Could you rewrite each of the items below with "staticText" swapped for "textLabel" everywhere it appears, leaving everything else unchanged?

Dataset rows
--- Start ---

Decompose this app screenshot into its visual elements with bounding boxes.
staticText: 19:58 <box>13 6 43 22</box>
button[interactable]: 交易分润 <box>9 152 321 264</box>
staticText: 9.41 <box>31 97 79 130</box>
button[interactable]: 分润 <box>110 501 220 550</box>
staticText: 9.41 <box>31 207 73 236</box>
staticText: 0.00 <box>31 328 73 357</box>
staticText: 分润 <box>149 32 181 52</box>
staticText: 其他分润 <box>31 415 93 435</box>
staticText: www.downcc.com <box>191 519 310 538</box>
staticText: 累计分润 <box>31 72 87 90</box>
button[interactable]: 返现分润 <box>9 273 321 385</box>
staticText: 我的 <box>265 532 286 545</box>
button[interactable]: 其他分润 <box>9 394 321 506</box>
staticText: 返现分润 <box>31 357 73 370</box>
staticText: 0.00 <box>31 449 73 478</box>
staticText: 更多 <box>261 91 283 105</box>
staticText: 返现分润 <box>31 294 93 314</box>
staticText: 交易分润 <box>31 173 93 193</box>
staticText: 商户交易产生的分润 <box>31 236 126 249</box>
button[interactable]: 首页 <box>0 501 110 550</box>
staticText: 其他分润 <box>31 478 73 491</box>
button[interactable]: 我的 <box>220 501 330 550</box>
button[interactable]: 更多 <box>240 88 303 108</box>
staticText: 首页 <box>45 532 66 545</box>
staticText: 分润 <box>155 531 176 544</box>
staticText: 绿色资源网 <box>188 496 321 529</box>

--- End ---

- Answer to the exercise
Decompose this app screenshot into its visual elements with bounding boxes.
textLabel: 19:58 <box>13 6 43 22</box>
button[interactable]: 交易分润 <box>9 152 321 264</box>
textLabel: 9.41 <box>31 97 79 130</box>
button[interactable]: 分润 <box>110 501 220 550</box>
textLabel: 9.41 <box>31 207 73 236</box>
textLabel: 0.00 <box>31 328 73 357</box>
textLabel: 分润 <box>149 32 181 52</box>
textLabel: 其他分润 <box>31 415 93 435</box>
textLabel: www.downcc.com <box>191 519 310 538</box>
textLabel: 累计分润 <box>31 72 87 90</box>
button[interactable]: 返现分润 <box>9 273 321 385</box>
textLabel: 我的 <box>265 532 286 545</box>
button[interactable]: 其他分润 <box>9 394 321 506</box>
textLabel: 返现分润 <box>31 357 73 370</box>
textLabel: 0.00 <box>31 449 73 478</box>
textLabel: 更多 <box>261 91 283 105</box>
textLabel: 返现分润 <box>31 294 93 314</box>
textLabel: 交易分润 <box>31 173 93 193</box>
textLabel: 商户交易产生的分润 <box>31 236 126 249</box>
button[interactable]: 首页 <box>0 501 110 550</box>
textLabel: 其他分润 <box>31 478 73 491</box>
button[interactable]: 我的 <box>220 501 330 550</box>
button[interactable]: 更多 <box>240 88 303 108</box>
textLabel: 首页 <box>45 532 66 545</box>
textLabel: 分润 <box>155 531 176 544</box>
textLabel: 绿色资源网 <box>188 496 321 529</box>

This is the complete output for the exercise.